EXERCISE: Using the records below, locate all lines containing "JSON" and return them.

SOURCE RECORDS:
--- Start ---

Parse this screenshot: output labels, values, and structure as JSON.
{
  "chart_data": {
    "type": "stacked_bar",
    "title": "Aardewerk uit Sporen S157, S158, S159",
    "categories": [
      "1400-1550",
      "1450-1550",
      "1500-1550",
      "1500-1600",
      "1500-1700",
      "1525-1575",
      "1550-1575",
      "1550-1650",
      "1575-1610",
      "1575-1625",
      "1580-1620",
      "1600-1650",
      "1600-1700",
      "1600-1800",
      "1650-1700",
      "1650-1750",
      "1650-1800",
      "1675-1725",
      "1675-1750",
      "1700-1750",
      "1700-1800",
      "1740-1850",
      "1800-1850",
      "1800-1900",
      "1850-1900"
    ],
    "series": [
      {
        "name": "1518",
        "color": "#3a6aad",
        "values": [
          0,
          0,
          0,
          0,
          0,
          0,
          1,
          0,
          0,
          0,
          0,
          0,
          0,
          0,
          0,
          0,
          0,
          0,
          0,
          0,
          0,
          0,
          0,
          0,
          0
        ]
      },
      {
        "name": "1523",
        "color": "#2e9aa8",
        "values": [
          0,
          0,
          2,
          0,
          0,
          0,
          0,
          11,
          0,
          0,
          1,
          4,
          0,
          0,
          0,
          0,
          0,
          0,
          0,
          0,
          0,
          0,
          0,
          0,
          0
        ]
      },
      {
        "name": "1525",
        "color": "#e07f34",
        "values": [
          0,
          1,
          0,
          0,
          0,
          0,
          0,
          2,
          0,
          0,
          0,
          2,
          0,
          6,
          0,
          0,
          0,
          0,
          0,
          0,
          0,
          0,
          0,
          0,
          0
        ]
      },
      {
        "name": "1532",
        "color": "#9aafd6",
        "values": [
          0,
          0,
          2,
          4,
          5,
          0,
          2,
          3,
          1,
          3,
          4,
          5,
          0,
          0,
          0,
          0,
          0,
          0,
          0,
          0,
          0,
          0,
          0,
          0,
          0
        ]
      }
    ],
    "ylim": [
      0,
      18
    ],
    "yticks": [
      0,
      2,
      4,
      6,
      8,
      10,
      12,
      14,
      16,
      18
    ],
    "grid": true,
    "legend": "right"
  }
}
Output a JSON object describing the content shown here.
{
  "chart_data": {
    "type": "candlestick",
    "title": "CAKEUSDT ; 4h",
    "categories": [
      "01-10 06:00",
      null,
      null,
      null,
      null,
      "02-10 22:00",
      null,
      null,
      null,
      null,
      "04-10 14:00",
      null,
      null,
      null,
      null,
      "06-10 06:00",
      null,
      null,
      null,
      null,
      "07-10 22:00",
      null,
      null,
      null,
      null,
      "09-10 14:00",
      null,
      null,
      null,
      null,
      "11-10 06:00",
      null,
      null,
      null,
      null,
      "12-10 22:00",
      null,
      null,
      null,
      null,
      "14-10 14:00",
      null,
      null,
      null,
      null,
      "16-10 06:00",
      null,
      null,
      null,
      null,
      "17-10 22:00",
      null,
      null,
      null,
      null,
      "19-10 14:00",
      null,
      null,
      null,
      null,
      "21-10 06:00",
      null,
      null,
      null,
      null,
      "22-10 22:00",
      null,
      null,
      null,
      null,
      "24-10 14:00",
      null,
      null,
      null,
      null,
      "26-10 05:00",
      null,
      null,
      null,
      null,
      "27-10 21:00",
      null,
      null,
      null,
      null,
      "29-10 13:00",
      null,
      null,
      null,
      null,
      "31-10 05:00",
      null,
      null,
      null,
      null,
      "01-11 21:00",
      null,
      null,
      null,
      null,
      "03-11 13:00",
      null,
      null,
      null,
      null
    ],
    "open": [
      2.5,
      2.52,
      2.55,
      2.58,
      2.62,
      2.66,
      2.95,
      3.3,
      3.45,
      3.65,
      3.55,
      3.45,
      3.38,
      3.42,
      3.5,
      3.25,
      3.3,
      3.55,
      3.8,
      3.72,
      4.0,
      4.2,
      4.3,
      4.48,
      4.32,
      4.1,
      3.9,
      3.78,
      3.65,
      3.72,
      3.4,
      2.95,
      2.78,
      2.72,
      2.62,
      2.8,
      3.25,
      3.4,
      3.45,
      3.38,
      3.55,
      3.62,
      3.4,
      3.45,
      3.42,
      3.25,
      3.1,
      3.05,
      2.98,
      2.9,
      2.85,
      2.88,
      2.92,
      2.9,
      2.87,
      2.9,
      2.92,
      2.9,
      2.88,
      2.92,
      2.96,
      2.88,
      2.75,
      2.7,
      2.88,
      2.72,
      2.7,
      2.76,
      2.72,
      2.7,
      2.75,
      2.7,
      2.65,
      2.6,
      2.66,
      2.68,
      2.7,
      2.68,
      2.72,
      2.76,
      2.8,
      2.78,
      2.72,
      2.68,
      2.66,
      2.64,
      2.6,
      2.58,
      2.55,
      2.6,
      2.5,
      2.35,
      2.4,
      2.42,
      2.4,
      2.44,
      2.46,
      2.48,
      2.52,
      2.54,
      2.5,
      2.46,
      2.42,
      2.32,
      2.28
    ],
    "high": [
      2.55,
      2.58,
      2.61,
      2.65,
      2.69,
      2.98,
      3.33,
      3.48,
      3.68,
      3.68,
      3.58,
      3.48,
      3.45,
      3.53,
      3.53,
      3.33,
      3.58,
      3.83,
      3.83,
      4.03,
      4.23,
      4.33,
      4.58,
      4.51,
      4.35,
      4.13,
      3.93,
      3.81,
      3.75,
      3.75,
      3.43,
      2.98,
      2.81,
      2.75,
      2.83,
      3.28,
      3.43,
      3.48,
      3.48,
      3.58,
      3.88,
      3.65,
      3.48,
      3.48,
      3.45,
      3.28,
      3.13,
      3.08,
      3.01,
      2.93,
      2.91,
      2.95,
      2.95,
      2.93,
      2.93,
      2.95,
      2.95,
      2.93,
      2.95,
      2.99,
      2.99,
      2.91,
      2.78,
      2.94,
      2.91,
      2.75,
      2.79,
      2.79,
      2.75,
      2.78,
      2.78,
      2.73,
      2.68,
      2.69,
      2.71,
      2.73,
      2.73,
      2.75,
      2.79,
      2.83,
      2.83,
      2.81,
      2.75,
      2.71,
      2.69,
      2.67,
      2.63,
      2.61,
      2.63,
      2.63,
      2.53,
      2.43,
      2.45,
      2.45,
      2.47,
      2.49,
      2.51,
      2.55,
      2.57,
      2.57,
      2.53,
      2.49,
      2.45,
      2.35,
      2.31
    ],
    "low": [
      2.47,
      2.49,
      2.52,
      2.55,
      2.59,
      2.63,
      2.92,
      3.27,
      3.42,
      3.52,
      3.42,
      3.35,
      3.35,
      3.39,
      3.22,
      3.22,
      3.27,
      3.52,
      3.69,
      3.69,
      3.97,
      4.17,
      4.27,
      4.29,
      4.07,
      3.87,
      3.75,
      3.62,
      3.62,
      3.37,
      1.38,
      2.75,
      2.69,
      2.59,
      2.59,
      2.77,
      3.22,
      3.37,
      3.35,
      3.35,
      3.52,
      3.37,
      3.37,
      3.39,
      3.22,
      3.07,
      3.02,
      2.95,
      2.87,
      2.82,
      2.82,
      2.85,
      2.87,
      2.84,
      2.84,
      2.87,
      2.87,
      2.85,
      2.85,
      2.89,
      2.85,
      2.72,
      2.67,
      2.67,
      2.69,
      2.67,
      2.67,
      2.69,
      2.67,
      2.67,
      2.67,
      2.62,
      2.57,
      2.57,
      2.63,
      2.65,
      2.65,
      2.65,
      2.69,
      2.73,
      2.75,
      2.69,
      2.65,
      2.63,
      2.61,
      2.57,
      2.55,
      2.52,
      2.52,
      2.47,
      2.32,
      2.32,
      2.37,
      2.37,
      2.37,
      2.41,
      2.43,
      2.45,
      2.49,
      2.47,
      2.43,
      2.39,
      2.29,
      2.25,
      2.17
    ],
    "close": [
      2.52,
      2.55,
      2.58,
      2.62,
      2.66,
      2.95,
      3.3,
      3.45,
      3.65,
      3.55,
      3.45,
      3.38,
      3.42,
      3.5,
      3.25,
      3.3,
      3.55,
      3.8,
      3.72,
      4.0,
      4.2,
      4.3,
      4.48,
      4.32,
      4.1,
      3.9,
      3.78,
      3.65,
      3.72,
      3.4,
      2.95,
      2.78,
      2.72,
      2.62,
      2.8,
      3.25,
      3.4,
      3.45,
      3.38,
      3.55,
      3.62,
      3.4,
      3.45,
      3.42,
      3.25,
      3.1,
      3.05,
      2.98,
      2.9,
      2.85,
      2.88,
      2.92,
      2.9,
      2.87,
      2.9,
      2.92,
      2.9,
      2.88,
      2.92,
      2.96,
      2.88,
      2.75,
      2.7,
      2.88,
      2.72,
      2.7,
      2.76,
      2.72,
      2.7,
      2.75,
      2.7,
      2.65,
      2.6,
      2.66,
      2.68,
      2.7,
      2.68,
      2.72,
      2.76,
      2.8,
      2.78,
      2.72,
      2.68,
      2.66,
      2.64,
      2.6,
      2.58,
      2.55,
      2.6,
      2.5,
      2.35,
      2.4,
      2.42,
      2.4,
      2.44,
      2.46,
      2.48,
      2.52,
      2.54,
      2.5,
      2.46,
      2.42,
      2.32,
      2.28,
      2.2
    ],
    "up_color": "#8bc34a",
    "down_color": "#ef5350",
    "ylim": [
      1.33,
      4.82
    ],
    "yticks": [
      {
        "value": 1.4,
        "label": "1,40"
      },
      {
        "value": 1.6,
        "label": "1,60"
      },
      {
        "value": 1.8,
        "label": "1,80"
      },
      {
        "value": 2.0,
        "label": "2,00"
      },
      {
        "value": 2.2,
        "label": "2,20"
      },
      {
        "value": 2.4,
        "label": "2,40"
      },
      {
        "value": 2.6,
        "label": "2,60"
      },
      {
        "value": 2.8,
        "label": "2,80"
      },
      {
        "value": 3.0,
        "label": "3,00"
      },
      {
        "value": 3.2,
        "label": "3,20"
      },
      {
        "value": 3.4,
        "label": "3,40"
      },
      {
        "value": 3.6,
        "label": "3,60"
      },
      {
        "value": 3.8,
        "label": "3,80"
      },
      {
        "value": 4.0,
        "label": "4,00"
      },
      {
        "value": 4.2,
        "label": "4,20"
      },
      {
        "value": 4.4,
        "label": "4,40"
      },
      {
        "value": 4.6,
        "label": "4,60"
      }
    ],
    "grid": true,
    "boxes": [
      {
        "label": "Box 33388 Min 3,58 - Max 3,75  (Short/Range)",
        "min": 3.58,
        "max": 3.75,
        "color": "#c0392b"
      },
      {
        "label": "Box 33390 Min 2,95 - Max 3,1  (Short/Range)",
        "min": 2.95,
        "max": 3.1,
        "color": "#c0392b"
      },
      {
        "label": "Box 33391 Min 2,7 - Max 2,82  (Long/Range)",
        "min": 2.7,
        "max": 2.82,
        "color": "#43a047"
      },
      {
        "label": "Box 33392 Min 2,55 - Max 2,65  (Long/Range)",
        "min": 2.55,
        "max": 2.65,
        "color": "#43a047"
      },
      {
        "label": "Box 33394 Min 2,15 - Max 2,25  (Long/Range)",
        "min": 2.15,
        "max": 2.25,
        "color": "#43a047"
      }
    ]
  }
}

--- End ---

SOLUTION TO THIS PROBLEM:
Parse this screenshot: output labels, values, and structure as JSON.
Output a JSON object describing the content shown here.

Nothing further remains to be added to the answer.